» TASK DESCRIPTION: Your answer is a single number: how many lines hold the word "marker"?
###
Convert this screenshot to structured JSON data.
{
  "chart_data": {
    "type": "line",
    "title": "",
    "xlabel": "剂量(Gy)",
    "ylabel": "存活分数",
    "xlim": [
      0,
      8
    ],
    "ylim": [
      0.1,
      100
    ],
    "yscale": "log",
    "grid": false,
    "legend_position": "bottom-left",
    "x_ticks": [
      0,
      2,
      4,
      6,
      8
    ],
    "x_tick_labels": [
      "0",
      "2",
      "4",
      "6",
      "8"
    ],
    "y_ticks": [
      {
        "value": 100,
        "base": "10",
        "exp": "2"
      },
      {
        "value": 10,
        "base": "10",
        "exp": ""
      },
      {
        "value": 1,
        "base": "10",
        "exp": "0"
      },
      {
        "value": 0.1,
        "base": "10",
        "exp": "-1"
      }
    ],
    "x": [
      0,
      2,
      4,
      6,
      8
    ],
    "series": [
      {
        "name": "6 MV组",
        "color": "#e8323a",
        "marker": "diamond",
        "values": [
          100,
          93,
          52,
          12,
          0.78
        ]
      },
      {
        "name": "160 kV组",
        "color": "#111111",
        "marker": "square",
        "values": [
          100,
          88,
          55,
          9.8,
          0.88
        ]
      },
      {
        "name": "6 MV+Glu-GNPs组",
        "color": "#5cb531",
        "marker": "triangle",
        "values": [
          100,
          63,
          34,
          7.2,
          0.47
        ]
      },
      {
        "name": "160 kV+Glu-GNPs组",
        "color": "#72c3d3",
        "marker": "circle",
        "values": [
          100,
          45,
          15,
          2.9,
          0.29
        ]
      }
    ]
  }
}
###
» PROBLEM SOLUTION: 4